Return the listing below verbatim. Pictures do not belong in the copy.
━━━━━ Data provided ━━━━━
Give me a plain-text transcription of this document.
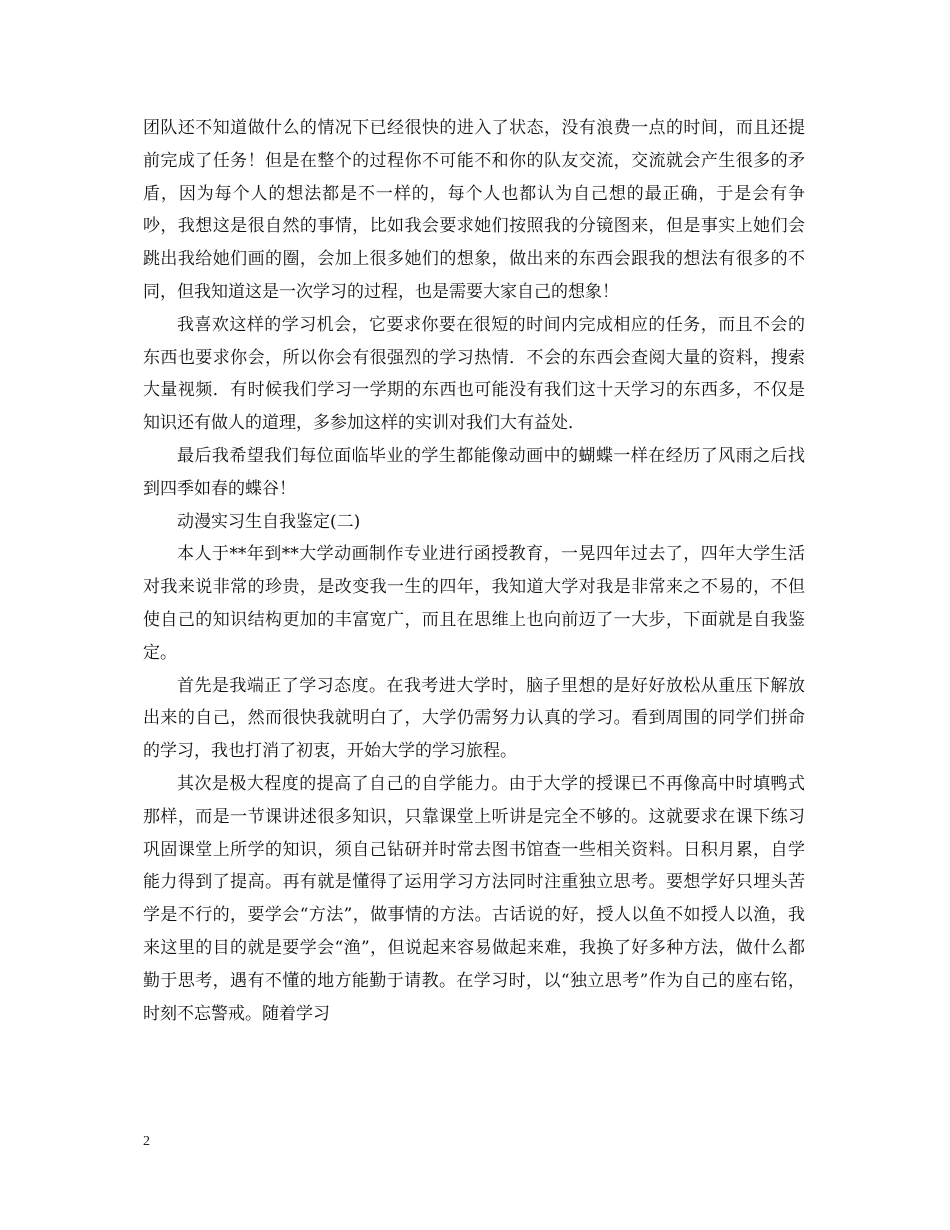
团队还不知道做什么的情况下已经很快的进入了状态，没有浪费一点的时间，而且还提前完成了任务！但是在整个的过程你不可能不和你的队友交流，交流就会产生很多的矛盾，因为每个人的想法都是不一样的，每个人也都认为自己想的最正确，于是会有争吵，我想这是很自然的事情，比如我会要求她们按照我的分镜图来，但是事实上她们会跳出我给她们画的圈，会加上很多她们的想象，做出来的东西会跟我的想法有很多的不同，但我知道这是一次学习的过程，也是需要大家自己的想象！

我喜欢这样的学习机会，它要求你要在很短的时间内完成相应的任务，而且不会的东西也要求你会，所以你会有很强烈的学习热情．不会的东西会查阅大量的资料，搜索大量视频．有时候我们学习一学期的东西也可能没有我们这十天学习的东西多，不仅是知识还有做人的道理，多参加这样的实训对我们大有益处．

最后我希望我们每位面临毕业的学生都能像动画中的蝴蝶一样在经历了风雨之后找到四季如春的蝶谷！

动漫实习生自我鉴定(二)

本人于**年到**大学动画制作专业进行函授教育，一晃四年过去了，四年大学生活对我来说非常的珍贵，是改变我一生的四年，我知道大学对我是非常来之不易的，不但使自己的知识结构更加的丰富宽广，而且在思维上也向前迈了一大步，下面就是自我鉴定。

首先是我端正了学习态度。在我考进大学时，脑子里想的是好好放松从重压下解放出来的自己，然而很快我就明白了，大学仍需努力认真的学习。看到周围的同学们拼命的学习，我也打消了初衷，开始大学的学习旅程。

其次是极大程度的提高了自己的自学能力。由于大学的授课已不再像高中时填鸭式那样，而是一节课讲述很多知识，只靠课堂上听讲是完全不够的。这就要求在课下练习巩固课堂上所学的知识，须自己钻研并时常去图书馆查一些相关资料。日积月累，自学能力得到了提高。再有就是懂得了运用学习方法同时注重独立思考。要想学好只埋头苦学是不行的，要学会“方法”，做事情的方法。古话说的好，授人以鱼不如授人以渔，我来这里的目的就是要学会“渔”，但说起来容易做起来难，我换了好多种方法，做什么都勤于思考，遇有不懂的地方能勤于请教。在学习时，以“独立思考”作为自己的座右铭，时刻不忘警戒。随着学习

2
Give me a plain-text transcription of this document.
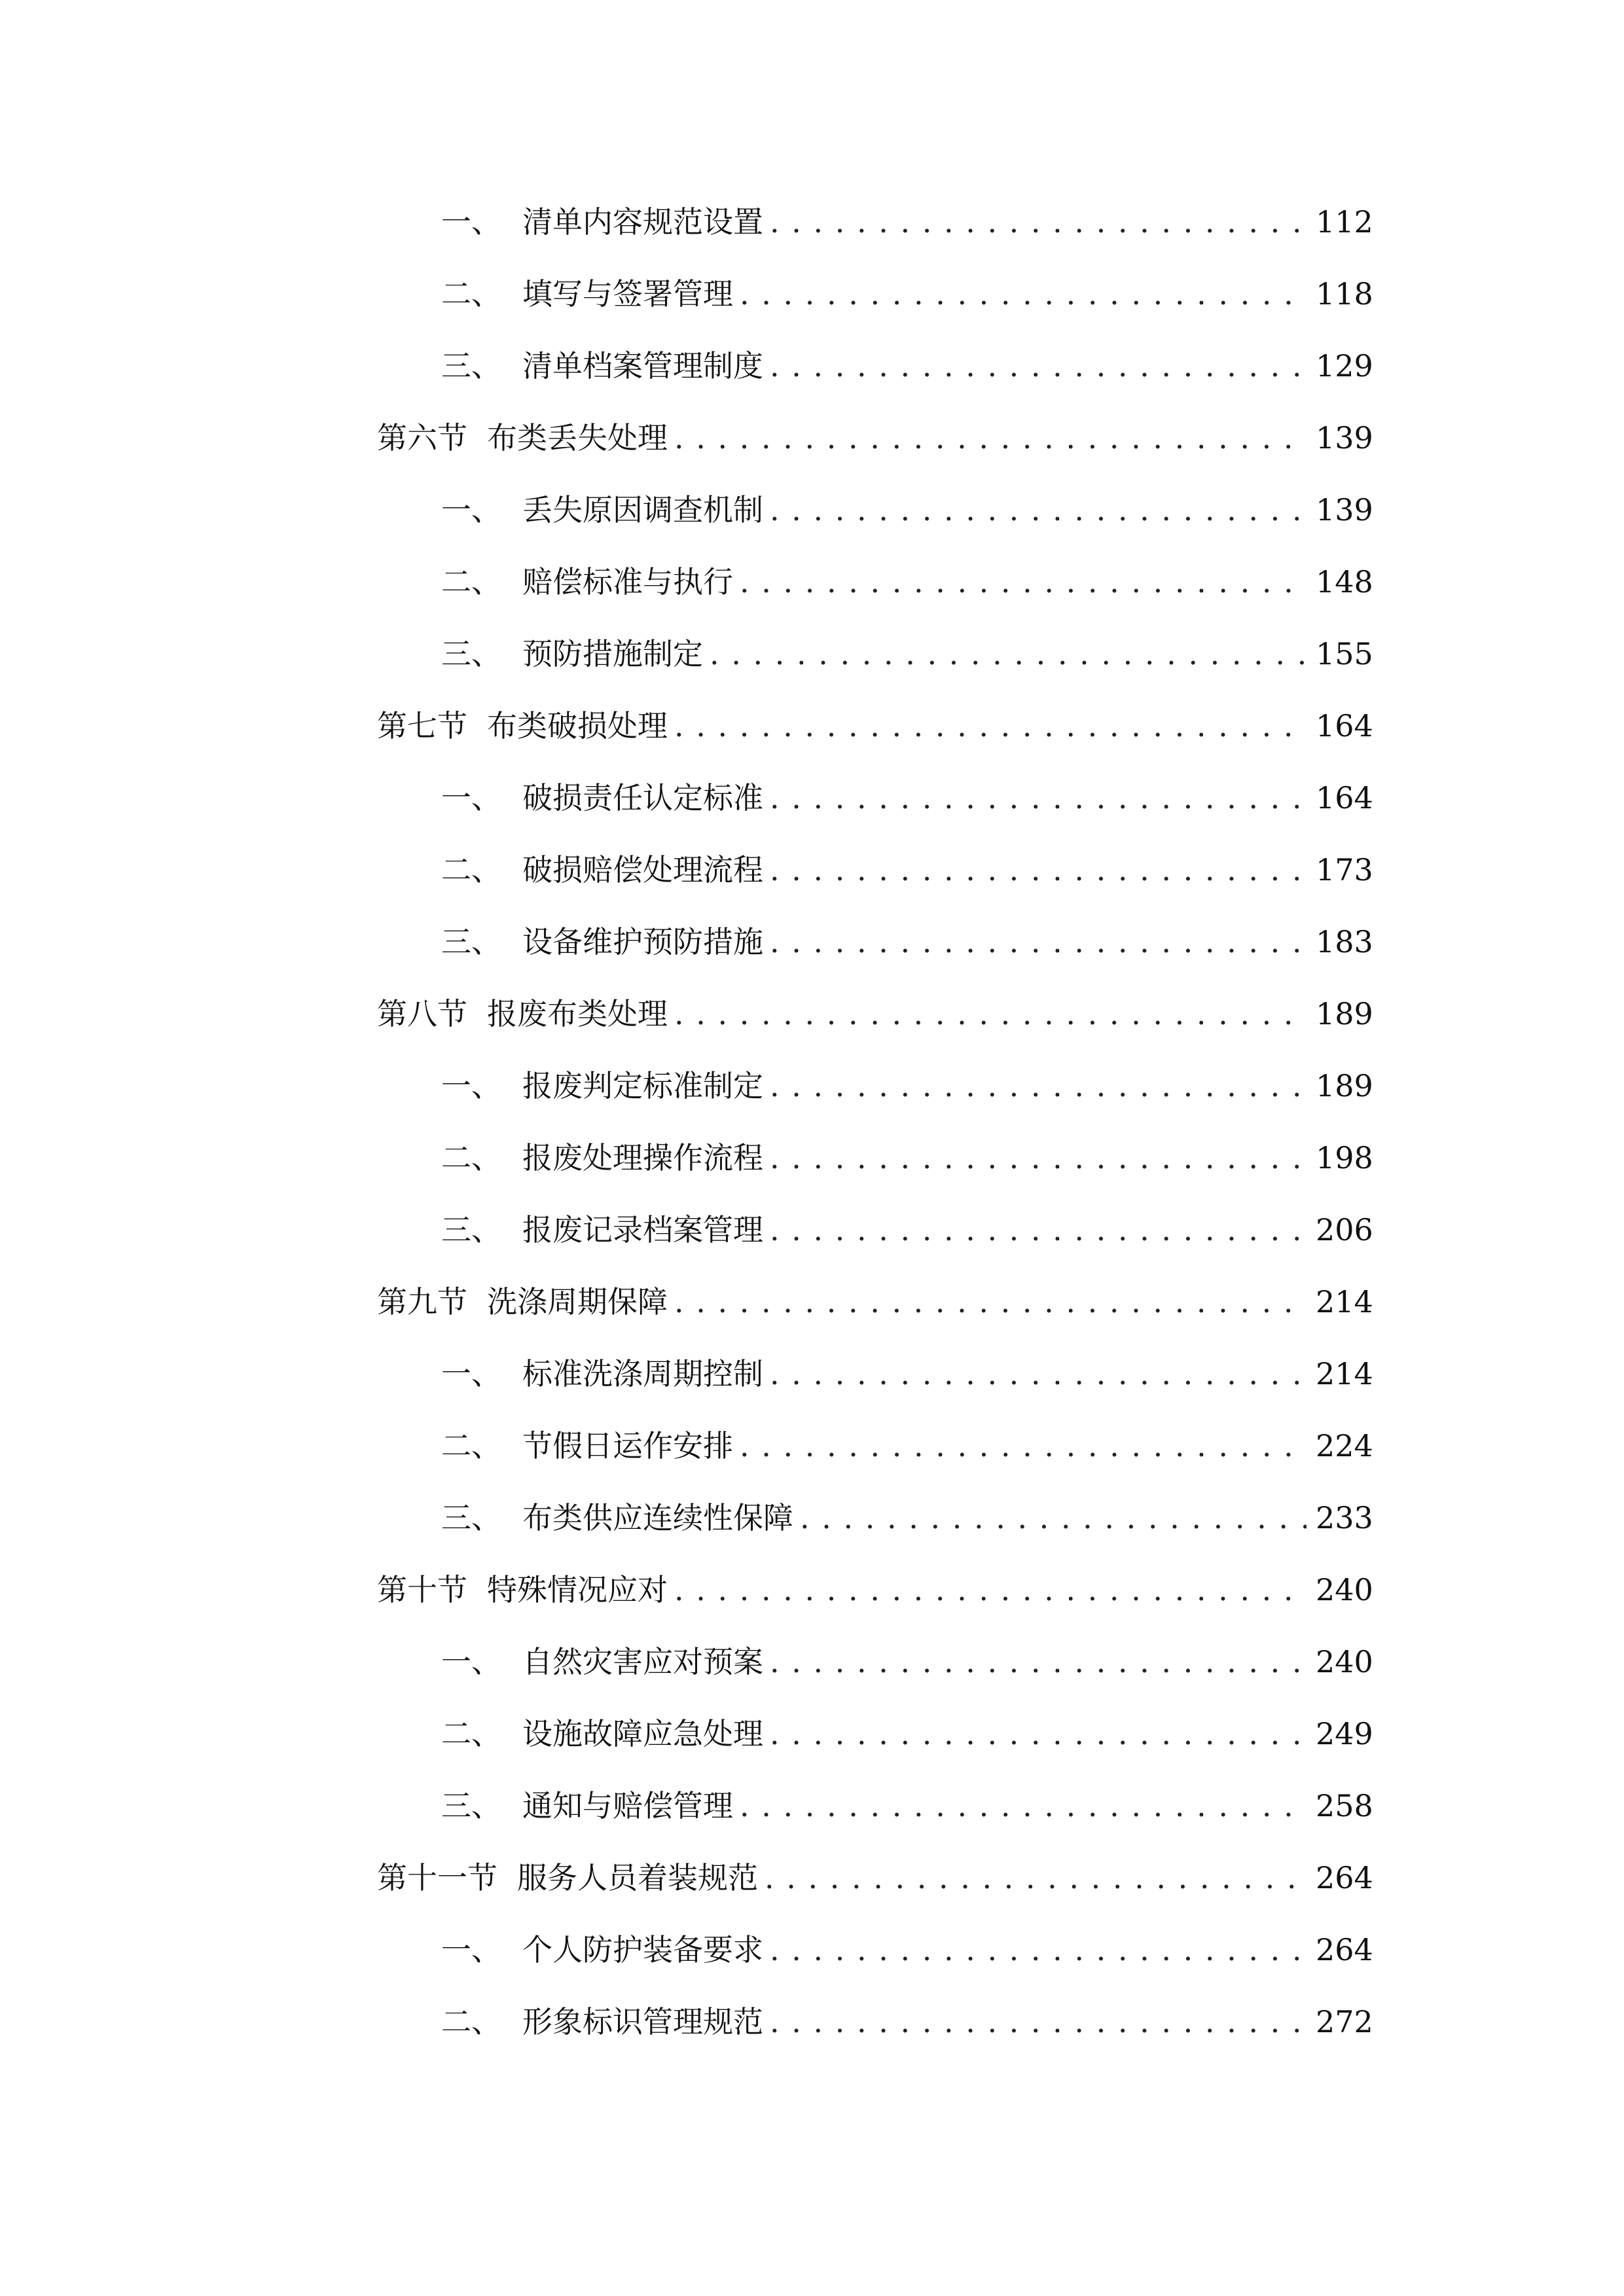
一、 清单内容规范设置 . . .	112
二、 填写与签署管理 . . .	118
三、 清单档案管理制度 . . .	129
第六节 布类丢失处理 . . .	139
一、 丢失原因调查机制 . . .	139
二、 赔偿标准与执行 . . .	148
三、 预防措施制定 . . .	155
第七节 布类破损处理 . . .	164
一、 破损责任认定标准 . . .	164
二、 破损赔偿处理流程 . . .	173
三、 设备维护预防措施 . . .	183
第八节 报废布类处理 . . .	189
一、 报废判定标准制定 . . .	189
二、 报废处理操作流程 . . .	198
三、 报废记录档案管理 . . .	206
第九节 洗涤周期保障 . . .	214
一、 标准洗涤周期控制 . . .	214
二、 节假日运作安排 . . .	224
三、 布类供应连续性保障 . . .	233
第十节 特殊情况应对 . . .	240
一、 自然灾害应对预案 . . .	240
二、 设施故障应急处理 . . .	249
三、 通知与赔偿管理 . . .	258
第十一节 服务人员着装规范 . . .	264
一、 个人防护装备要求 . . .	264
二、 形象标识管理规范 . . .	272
━━━━━
- Task answer:
Give me a plain-text transcription of this document.
团队还不知道做什么的情况下已经很快的进入了状态，没有浪费一点的时间，而且还提前完成了任务！但是在整个的过程你不可能不和你的队友交流，交流就会产生很多的矛盾，因为每个人的想法都是不一样的，每个人也都认为自己想的最正确，于是会有争吵，我想这是很自然的事情，比如我会要求她们按照我的分镜图来，但是事实上她们会跳出我给她们画的圈，会加上很多她们的想象，做出来的东西会跟我的想法有很多的不同，但我知道这是一次学习的过程，也是需要大家自己的想象！

我喜欢这样的学习机会，它要求你要在很短的时间内完成相应的任务，而且不会的东西也要求你会，所以你会有很强烈的学习热情．不会的东西会查阅大量的资料，搜索大量视频．有时候我们学习一学期的东西也可能没有我们这十天学习的东西多，不仅是知识还有做人的道理，多参加这样的实训对我们大有益处．

最后我希望我们每位面临毕业的学生都能像动画中的蝴蝶一样在经历了风雨之后找到四季如春的蝶谷！

动漫实习生自我鉴定(二)

本人于**年到**大学动画制作专业进行函授教育，一晃四年过去了，四年大学生活对我来说非常的珍贵，是改变我一生的四年，我知道大学对我是非常来之不易的，不但使自己的知识结构更加的丰富宽广，而且在思维上也向前迈了一大步，下面就是自我鉴定。

首先是我端正了学习态度。在我考进大学时，脑子里想的是好好放松从重压下解放出来的自己，然而很快我就明白了，大学仍需努力认真的学习。看到周围的同学们拼命的学习，我也打消了初衷，开始大学的学习旅程。

其次是极大程度的提高了自己的自学能力。由于大学的授课已不再像高中时填鸭式那样，而是一节课讲述很多知识，只靠课堂上听讲是完全不够的。这就要求在课下练习巩固课堂上所学的知识，须自己钻研并时常去图书馆查一些相关资料。日积月累，自学能力得到了提高。再有就是懂得了运用学习方法同时注重独立思考。要想学好只埋头苦学是不行的，要学会“方法”，做事情的方法。古话说的好，授人以鱼不如授人以渔，我来这里的目的就是要学会“渔”，但说起来容易做起来难，我换了好多种方法，做什么都勤于思考，遇有不懂的地方能勤于请教。在学习时，以“独立思考”作为自己的座右铭，时刻不忘警戒。随着学习

2
Give me a plain-text transcription of this document.
一、 清单内容规范设置 . . .	112
二、 填写与签署管理 . . .	118
三、 清单档案管理制度 . . .	129
第六节 布类丢失处理 . . .	139
一、 丢失原因调查机制 . . .	139
二、 赔偿标准与执行 . . .	148
三、 预防措施制定 . . .	155
第七节 布类破损处理 . . .	164
一、 破损责任认定标准 . . .	164
二、 破损赔偿处理流程 . . .	173
三、 设备维护预防措施 . . .	183
第八节 报废布类处理 . . .	189
一、 报废判定标准制定 . . .	189
二、 报废处理操作流程 . . .	198
三、 报废记录档案管理 . . .	206
第九节 洗涤周期保障 . . .	214
一、 标准洗涤周期控制 . . .	214
二、 节假日运作安排 . . .	224
三、 布类供应连续性保障 . . .	233
第十节 特殊情况应对 . . .	240
一、 自然灾害应对预案 . . .	240
二、 设施故障应急处理 . . .	249
三、 通知与赔偿管理 . . .	258
第十一节 服务人员着装规范 . . .	264
一、 个人防护装备要求 . . .	264
二、 形象标识管理规范 . . .	272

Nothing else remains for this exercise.